GIVEN TASK:
Extract exactly the range of lines bounded by the line containing "What does this" and the final line of the listing, both ends included, and no other lines.

(Source data)
====

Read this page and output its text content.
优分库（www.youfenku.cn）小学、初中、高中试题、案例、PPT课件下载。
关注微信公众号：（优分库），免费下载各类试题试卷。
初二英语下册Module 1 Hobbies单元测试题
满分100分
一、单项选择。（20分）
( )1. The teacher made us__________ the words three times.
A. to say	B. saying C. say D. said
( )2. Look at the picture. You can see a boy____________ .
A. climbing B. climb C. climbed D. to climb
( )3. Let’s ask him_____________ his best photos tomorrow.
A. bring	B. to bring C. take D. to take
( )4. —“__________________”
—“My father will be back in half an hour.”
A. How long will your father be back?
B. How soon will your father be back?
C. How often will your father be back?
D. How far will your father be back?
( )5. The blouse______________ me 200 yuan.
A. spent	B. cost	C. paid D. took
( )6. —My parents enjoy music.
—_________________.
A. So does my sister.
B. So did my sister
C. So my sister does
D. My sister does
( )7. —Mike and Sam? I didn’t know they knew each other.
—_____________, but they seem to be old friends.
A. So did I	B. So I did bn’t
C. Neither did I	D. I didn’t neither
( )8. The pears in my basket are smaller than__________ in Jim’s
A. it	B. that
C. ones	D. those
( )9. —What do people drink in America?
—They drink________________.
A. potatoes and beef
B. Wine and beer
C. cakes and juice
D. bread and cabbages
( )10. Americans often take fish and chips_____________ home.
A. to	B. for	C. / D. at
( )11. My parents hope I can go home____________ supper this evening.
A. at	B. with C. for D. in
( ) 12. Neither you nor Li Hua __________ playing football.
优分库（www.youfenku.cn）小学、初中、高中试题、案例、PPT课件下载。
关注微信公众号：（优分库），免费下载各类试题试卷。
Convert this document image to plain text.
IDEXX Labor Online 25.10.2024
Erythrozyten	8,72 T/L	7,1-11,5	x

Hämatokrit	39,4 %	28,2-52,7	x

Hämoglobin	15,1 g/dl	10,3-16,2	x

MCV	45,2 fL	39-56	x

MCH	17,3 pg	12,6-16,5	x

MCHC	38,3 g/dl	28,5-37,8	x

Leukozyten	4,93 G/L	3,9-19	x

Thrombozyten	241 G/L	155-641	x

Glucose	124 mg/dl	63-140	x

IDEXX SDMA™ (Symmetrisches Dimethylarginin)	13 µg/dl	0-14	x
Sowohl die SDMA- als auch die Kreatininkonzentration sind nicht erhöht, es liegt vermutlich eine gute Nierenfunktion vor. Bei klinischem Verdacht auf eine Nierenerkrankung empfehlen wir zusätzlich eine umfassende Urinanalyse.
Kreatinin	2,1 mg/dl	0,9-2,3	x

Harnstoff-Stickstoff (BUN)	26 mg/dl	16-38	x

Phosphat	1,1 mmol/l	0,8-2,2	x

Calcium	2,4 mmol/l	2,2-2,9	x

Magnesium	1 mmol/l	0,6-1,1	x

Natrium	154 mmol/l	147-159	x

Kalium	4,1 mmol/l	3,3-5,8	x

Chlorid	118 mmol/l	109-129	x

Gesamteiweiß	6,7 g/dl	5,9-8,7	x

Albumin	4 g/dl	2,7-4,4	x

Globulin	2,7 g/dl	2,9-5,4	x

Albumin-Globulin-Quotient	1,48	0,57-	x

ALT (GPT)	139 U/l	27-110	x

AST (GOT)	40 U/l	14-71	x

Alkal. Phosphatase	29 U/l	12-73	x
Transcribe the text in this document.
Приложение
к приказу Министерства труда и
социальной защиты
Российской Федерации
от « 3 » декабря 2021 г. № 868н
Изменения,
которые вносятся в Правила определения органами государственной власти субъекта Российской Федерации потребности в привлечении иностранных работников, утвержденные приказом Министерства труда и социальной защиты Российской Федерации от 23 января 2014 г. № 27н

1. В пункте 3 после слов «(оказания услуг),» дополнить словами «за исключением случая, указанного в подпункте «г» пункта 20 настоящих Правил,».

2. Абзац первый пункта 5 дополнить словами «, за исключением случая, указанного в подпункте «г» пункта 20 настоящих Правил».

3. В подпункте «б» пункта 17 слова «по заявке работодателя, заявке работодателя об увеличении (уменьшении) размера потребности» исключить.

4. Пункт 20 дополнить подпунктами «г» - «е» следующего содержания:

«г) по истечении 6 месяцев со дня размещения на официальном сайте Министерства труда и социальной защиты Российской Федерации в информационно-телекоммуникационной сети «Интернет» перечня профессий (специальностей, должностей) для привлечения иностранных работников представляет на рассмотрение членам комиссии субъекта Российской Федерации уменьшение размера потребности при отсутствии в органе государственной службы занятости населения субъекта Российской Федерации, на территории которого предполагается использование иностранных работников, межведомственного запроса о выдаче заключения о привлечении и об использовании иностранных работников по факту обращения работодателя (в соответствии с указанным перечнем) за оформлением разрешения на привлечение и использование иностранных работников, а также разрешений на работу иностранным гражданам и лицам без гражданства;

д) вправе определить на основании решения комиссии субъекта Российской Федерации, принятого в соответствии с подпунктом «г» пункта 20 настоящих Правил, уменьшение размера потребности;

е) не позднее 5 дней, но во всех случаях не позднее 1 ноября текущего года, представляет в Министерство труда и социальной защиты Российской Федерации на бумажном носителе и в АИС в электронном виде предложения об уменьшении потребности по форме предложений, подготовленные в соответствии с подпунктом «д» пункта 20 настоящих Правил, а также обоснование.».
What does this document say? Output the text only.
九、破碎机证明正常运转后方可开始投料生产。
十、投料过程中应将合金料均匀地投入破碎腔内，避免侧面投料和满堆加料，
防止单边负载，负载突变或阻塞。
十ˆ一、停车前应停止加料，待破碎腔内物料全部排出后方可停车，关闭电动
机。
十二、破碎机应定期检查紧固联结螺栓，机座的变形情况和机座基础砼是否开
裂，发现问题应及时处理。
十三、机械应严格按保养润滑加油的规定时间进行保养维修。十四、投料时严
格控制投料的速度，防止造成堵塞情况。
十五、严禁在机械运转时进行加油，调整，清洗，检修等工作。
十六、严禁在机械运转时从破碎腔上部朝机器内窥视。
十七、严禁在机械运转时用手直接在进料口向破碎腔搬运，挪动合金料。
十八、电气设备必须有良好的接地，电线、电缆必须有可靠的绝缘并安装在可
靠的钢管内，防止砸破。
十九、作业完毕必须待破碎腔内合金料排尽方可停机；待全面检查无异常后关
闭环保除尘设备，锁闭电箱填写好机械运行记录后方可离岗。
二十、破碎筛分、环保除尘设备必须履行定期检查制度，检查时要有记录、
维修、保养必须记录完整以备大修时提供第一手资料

====

SOLUTION TO THE EXERCISE:
What does this document say? Output the text only.
九、破碎机证明正常运转后方可开始投料生产。
十、投料过程中应将合金料均匀地投入破碎腔内，避免侧面投料和满堆加料，
防止单边负载，负载突变或阻塞。
十ˆ一、停车前应停止加料，待破碎腔内物料全部排出后方可停车，关闭电动
机。
十二、破碎机应定期检查紧固联结螺栓，机座的变形情况和机座基础砼是否开
裂，发现问题应及时处理。
十三、机械应严格按保养润滑加油的规定时间进行保养维修。十四、投料时严
格控制投料的速度，防止造成堵塞情况。
十五、严禁在机械运转时进行加油，调整，清洗，检修等工作。
十六、严禁在机械运转时从破碎腔上部朝机器内窥视。
十七、严禁在机械运转时用手直接在进料口向破碎腔搬运，挪动合金料。
十八、电气设备必须有良好的接地，电线、电缆必须有可靠的绝缘并安装在可
靠的钢管内，防止砸破。
十九、作业完毕必须待破碎腔内合金料排尽方可停机；待全面检查无异常后关
闭环保除尘设备，锁闭电箱填写好机械运行记录后方可离岗。
二十、破碎筛分、环保除尘设备必须履行定期检查制度，检查时要有记录、
维修、保养必须记录完整以备大修时提供第一手资料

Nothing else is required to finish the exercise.